-------- Data rows

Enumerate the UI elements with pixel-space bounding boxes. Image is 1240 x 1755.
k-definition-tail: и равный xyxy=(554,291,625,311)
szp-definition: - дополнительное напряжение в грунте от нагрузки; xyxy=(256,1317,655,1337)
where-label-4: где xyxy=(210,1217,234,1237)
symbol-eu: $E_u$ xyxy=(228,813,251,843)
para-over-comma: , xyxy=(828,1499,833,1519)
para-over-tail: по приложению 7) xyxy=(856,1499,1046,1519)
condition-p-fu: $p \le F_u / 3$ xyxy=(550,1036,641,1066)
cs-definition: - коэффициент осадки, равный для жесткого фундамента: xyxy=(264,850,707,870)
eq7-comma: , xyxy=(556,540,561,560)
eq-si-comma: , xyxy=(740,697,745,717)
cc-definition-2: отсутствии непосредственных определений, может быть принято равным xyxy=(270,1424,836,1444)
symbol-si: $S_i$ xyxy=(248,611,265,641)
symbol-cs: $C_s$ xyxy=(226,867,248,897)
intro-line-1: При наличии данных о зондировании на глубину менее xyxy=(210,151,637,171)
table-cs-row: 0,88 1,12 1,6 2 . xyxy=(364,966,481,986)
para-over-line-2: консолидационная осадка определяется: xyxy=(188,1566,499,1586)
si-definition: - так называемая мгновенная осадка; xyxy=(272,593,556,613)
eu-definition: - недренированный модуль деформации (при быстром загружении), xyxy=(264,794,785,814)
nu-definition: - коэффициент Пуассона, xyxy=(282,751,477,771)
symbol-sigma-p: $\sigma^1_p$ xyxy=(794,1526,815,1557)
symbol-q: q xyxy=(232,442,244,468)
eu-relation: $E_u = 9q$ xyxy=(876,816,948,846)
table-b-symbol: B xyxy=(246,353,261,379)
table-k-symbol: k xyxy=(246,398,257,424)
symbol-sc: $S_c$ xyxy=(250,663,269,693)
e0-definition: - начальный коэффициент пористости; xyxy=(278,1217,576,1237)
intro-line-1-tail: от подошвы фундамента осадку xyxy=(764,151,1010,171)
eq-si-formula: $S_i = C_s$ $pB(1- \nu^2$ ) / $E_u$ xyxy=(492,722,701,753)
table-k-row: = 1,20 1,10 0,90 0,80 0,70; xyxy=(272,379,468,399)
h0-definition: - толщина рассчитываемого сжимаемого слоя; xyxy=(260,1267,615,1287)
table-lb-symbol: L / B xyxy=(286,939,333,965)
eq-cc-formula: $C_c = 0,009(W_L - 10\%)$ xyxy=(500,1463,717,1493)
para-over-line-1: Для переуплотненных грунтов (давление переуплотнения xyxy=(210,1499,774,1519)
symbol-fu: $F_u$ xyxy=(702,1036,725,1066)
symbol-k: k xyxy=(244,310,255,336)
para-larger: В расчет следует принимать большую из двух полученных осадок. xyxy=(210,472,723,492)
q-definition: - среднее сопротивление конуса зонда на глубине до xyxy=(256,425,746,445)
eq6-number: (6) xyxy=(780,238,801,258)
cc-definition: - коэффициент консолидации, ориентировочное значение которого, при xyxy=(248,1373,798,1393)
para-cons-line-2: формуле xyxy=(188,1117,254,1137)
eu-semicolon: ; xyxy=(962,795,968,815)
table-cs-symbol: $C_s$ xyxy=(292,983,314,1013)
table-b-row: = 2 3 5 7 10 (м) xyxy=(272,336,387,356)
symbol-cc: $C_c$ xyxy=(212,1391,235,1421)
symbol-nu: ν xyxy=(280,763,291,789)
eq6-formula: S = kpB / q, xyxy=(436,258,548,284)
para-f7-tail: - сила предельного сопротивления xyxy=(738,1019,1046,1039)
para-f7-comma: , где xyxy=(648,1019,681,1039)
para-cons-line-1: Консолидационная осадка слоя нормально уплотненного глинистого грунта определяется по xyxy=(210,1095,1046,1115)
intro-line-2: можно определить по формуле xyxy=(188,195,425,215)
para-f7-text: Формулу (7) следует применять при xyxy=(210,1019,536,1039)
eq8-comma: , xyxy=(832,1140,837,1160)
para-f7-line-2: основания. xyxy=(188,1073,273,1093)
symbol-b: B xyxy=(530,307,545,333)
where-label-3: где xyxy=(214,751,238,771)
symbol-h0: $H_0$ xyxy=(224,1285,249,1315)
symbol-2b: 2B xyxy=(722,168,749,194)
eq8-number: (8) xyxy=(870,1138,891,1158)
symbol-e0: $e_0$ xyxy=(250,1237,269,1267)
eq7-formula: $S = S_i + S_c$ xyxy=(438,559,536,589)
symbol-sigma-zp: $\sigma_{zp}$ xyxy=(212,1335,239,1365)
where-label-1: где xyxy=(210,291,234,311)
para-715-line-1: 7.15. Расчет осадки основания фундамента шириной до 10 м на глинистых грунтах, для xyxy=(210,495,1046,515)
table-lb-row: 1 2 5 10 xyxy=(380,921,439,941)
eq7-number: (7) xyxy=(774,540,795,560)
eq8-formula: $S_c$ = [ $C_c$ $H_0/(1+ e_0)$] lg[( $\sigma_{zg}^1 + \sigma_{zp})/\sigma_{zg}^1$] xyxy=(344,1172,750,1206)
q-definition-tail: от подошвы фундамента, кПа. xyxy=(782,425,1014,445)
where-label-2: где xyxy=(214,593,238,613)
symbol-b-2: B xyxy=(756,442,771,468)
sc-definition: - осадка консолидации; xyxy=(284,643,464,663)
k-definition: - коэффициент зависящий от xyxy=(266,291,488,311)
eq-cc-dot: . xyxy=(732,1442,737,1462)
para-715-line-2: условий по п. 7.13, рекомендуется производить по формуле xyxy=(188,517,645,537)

----------------

Can you copy out every one of the items above word for word, with nothing left out or changed?

Enumerate the UI elements with pixel-space bounding boxes. Image is 1240 x 1755.
k-definition-tail: и равный xyxy=(554,291,625,311)
szp-definition: - дополнительное напряжение в грунте от нагрузки; xyxy=(256,1317,655,1337)
where-label-4: где xyxy=(210,1217,234,1237)
symbol-eu: $E_u$ xyxy=(228,813,251,843)
para-over-comma: , xyxy=(828,1499,833,1519)
para-over-tail: по приложению 7) xyxy=(856,1499,1046,1519)
condition-p-fu: $p \le F_u / 3$ xyxy=(550,1036,641,1066)
cs-definition: - коэффициент осадки, равный для жесткого фундамента: xyxy=(264,850,707,870)
eq7-comma: , xyxy=(556,540,561,560)
eq-si-comma: , xyxy=(740,697,745,717)
cc-definition-2: отсутствии непосредственных определений, может быть принято равным xyxy=(270,1424,836,1444)
symbol-si: $S_i$ xyxy=(248,611,265,641)
symbol-cs: $C_s$ xyxy=(226,867,248,897)
intro-line-1: При наличии данных о зондировании на глубину менее xyxy=(210,151,637,171)
table-cs-row: 0,88 1,12 1,6 2 . xyxy=(364,966,481,986)
para-over-line-2: консолидационная осадка определяется: xyxy=(188,1566,499,1586)
si-definition: - так называемая мгновенная осадка; xyxy=(272,593,556,613)
eu-definition: - недренированный модуль деформации (при быстром загружении), xyxy=(264,794,785,814)
nu-definition: - коэффициент Пуассона, xyxy=(282,751,477,771)
symbol-sigma-p: $\sigma^1_p$ xyxy=(794,1526,815,1557)
symbol-q: q xyxy=(232,442,244,468)
eu-relation: $E_u = 9q$ xyxy=(876,816,948,846)
table-b-symbol: B xyxy=(246,353,261,379)
table-k-symbol: k xyxy=(246,398,257,424)
symbol-sc: $S_c$ xyxy=(250,663,269,693)
e0-definition: - начальный коэффициент пористости; xyxy=(278,1217,576,1237)
intro-line-1-tail: от подошвы фундамента осадку xyxy=(764,151,1010,171)
eq-si-formula: $S_i = C_s$ $pB(1- \nu^2$ ) / $E_u$ xyxy=(492,722,701,753)
table-k-row: = 1,20 1,10 0,90 0,80 0,70; xyxy=(272,379,468,399)
h0-definition: - толщина рассчитываемого сжимаемого слоя; xyxy=(260,1267,615,1287)
table-lb-symbol: L / B xyxy=(286,939,333,965)
eq-cc-formula: $C_c = 0,009(W_L - 10\%)$ xyxy=(500,1463,717,1493)
para-over-line-1: Для переуплотненных грунтов (давление переуплотнения xyxy=(210,1499,774,1519)
symbol-fu: $F_u$ xyxy=(702,1036,725,1066)
symbol-k: k xyxy=(244,310,255,336)
para-larger: В расчет следует принимать большую из двух полученных осадок. xyxy=(210,472,723,492)
q-definition: - среднее сопротивление конуса зонда на глубине до xyxy=(256,425,746,445)
eq6-number: (6) xyxy=(780,238,801,258)
cc-definition: - коэффициент консолидации, ориентировочное значение которого, при xyxy=(248,1373,798,1393)
para-cons-line-2: формуле xyxy=(188,1117,254,1137)
eu-semicolon: ; xyxy=(962,795,968,815)
table-cs-symbol: $C_s$ xyxy=(292,983,314,1013)
table-b-row: = 2 3 5 7 10 (м) xyxy=(272,336,387,356)
symbol-cc: $C_c$ xyxy=(212,1391,235,1421)
symbol-nu: ν xyxy=(280,763,291,789)
eq6-formula: S = kpB / q, xyxy=(436,258,548,284)
para-f7-tail: - сила предельного сопротивления xyxy=(738,1019,1046,1039)
para-f7-comma: , где xyxy=(648,1019,681,1039)
para-cons-line-1: Консолидационная осадка слоя нормально уплотненного глинистого грунта определяется по xyxy=(210,1095,1046,1115)
intro-line-2: можно определить по формуле xyxy=(188,195,425,215)
para-f7-text: Формулу (7) следует применять при xyxy=(210,1019,536,1039)
eq8-comma: , xyxy=(832,1140,837,1160)
para-f7-line-2: основания. xyxy=(188,1073,273,1093)
symbol-b: B xyxy=(530,307,545,333)
where-label-3: где xyxy=(214,751,238,771)
symbol-h0: $H_0$ xyxy=(224,1285,249,1315)
symbol-2b: 2B xyxy=(722,168,749,194)
eq8-number: (8) xyxy=(870,1138,891,1158)
symbol-e0: $e_0$ xyxy=(250,1237,269,1267)
eq7-formula: $S = S_i + S_c$ xyxy=(438,559,536,589)
symbol-sigma-zp: $\sigma_{zp}$ xyxy=(212,1335,239,1365)
where-label-1: где xyxy=(210,291,234,311)
para-715-line-1: 7.15. Расчет осадки основания фундамента шириной до 10 м на глинистых грунтах, для xyxy=(210,495,1046,515)
table-lb-row: 1 2 5 10 xyxy=(380,921,439,941)
eq7-number: (7) xyxy=(774,540,795,560)
eq8-formula: $S_c$ = [ $C_c$ $H_0/(1+ e_0)$] lg[( $\sigma_{zg}^1 + \sigma_{zp})/\sigma_{zg}^1$] xyxy=(344,1172,750,1206)
q-definition-tail: от подошвы фундамента, кПа. xyxy=(782,425,1014,445)
where-label-2: где xyxy=(214,593,238,613)
symbol-b-2: B xyxy=(756,442,771,468)
sc-definition: - осадка консолидации; xyxy=(284,643,464,663)
k-definition: - коэффициент зависящий от xyxy=(266,291,488,311)
eq-cc-dot: . xyxy=(732,1442,737,1462)
para-715-line-2: условий по п. 7.13, рекомендуется производить по формуле xyxy=(188,517,645,537)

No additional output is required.